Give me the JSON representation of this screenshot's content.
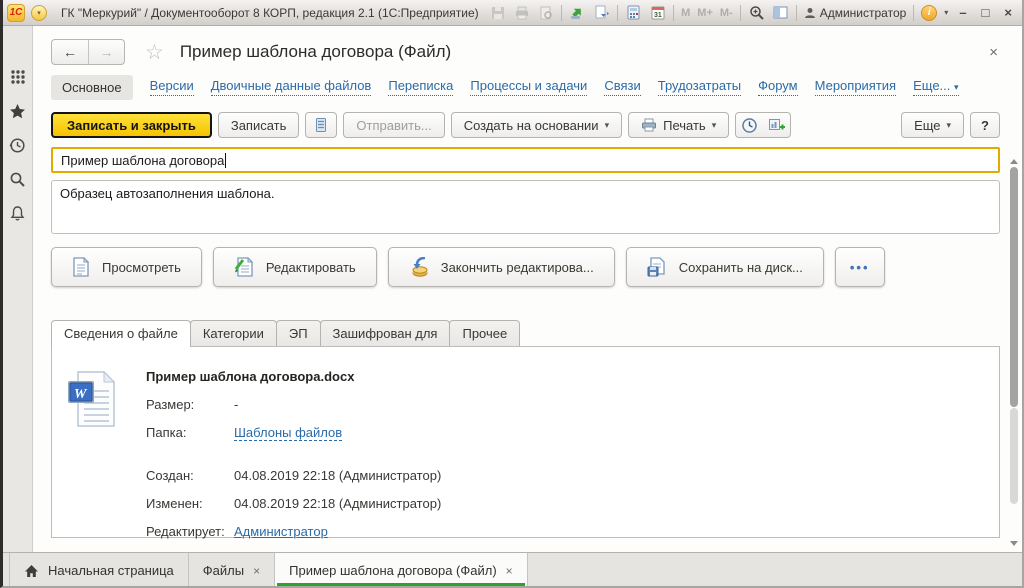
{
  "titlebar": {
    "logo": "1С",
    "title": "ГК \"Меркурий\" / Документооборот 8 КОРП, редакция 2.1  (1С:Предприятие)",
    "memory": [
      "M",
      "M+",
      "M-"
    ],
    "user": "Администратор",
    "info": "i",
    "window_controls": {
      "minimize": "–",
      "maximize": "□",
      "close": "×"
    }
  },
  "icons": {
    "back_arrow": "←",
    "forward_arrow": "→",
    "star_outline": "☆",
    "close": "×",
    "caret_down": "▾",
    "dots": "•••"
  },
  "form": {
    "title": "Пример шаблона договора (Файл)",
    "nav": {
      "active": "Основное",
      "links": [
        "Версии",
        "Двоичные данные файлов",
        "Переписка",
        "Процессы и задачи",
        "Связи",
        "Трудозатраты",
        "Форум",
        "Мероприятия"
      ],
      "more": "Еще..."
    },
    "toolbar": {
      "save_and_close": "Записать и закрыть",
      "save": "Записать",
      "send": "Отправить...",
      "create_from": "Создать на основании",
      "print": "Печать",
      "more": "Еще",
      "help": "?"
    },
    "fields": {
      "name_value": "Пример шаблона договора",
      "description_value": "Образец автозаполнения шаблона."
    },
    "actions": {
      "view": "Просмотреть",
      "edit": "Редактировать",
      "finish_edit": "Закончить редактирова...",
      "save_to_disk": "Сохранить на диск..."
    },
    "tabs": [
      "Сведения о файле",
      "Категории",
      "ЭП",
      "Зашифрован для",
      "Прочее"
    ],
    "file": {
      "name": "Пример шаблона договора.docx",
      "size_label": "Размер:",
      "size_value": "-",
      "folder_label": "Папка:",
      "folder_value": "Шаблоны файлов",
      "created_label": "Создан:",
      "created_value": "04.08.2019 22:18 (Администратор)",
      "modified_label": "Изменен:",
      "modified_value": "04.08.2019 22:18 (Администратор)",
      "editor_label": "Редактирует:",
      "editor_value": "Администратор"
    }
  },
  "taskbar": {
    "home": "Начальная страница",
    "files": "Файлы",
    "current": "Пример шаблона договора (Файл)"
  },
  "colors": {
    "primary_button": "#f5c400",
    "focus_border": "#e3aa00",
    "link": "#2b6ba8",
    "active_tab_underline": "#2fa12f"
  }
}
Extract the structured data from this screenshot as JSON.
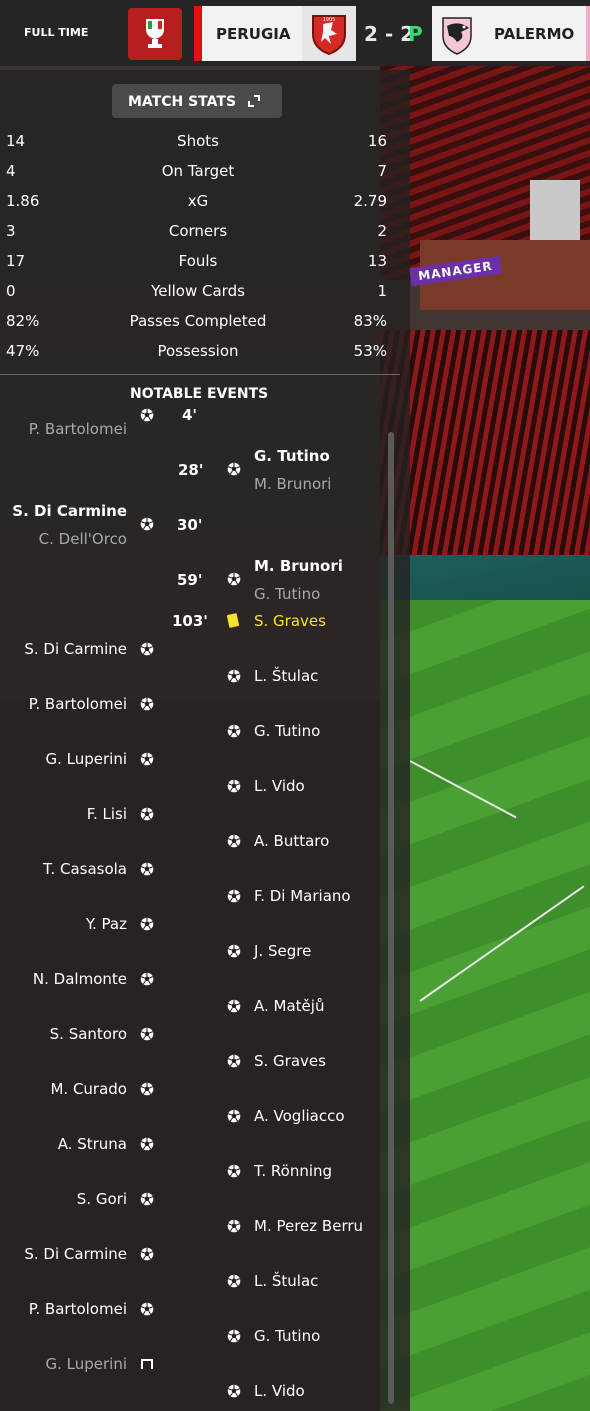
{
  "header": {
    "status": "FULL TIME",
    "home_team": "PERUGIA",
    "away_team": "PALERMO",
    "score": "2 - 2",
    "penalties_indicator": "P",
    "colors": {
      "home_accent": "#e01010",
      "away_accent": "#f6a9c8",
      "penalty_marker": "#2ee06a"
    },
    "icons": {
      "competition": "coppa-italia-badge-icon",
      "home_crest": "griffin-crest-icon",
      "away_crest": "eagle-crest-icon"
    }
  },
  "match_stats": {
    "title": "MATCH STATS",
    "rows": [
      {
        "label": "Shots",
        "home": "14",
        "away": "16"
      },
      {
        "label": "On Target",
        "home": "4",
        "away": "7"
      },
      {
        "label": "xG",
        "home": "1.86",
        "away": "2.79"
      },
      {
        "label": "Corners",
        "home": "3",
        "away": "2"
      },
      {
        "label": "Fouls",
        "home": "17",
        "away": "13"
      },
      {
        "label": "Yellow Cards",
        "home": "0",
        "away": "1"
      },
      {
        "label": "Passes Completed",
        "home": "82%",
        "away": "83%"
      },
      {
        "label": "Possession",
        "home": "47%",
        "away": "53%"
      }
    ]
  },
  "notable_events": {
    "title": "NOTABLE EVENTS",
    "goals": [
      {
        "minute": "4'",
        "team": "home",
        "scorer": "",
        "assist": "P. Bartolomei"
      },
      {
        "minute": "28'",
        "team": "away",
        "scorer": "G. Tutino",
        "assist": "M. Brunori"
      },
      {
        "minute": "30'",
        "team": "home",
        "scorer": "S. Di Carmine",
        "assist": "C. Dell'Orco"
      },
      {
        "minute": "59'",
        "team": "away",
        "scorer": "M. Brunori",
        "assist": "G. Tutino"
      }
    ],
    "card": {
      "minute": "103'",
      "player": "S. Graves",
      "type": "yellow-card-icon"
    },
    "shootout_home": [
      {
        "player": "S. Di Carmine",
        "result": "scored"
      },
      {
        "player": "P. Bartolomei",
        "result": "scored"
      },
      {
        "player": "G. Luperini",
        "result": "scored"
      },
      {
        "player": "F. Lisi",
        "result": "scored"
      },
      {
        "player": "T. Casasola",
        "result": "scored"
      },
      {
        "player": "Y. Paz",
        "result": "scored"
      },
      {
        "player": "N. Dalmonte",
        "result": "scored"
      },
      {
        "player": "S. Santoro",
        "result": "scored"
      },
      {
        "player": "M. Curado",
        "result": "scored"
      },
      {
        "player": "A. Struna",
        "result": "scored"
      },
      {
        "player": "S. Gori",
        "result": "scored"
      },
      {
        "player": "S. Di Carmine",
        "result": "scored"
      },
      {
        "player": "P. Bartolomei",
        "result": "scored"
      },
      {
        "player": "G. Luperini",
        "result": "missed"
      }
    ],
    "shootout_away": [
      {
        "player": "L. Štulac",
        "result": "scored"
      },
      {
        "player": "G. Tutino",
        "result": "scored"
      },
      {
        "player": "L. Vido",
        "result": "scored"
      },
      {
        "player": "A. Buttaro",
        "result": "scored"
      },
      {
        "player": "F. Di Mariano",
        "result": "scored"
      },
      {
        "player": "J. Segre",
        "result": "scored"
      },
      {
        "player": "A. Matějů",
        "result": "scored"
      },
      {
        "player": "S. Graves",
        "result": "scored"
      },
      {
        "player": "A. Vogliacco",
        "result": "scored"
      },
      {
        "player": "T. Rönning",
        "result": "scored"
      },
      {
        "player": "M. Perez Berru",
        "result": "scored"
      },
      {
        "player": "L. Štulac",
        "result": "scored"
      },
      {
        "player": "G. Tutino",
        "result": "scored"
      },
      {
        "player": "L. Vido",
        "result": "scored"
      }
    ]
  },
  "background": {
    "banner_text": "MANAGER"
  }
}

..........

* **Your task**: Show the lines where the word "файлов" appears in the entries.

* **Full response**:
        "Двоичные данные файлов",
      "folder_value": "Шаблоны файлов",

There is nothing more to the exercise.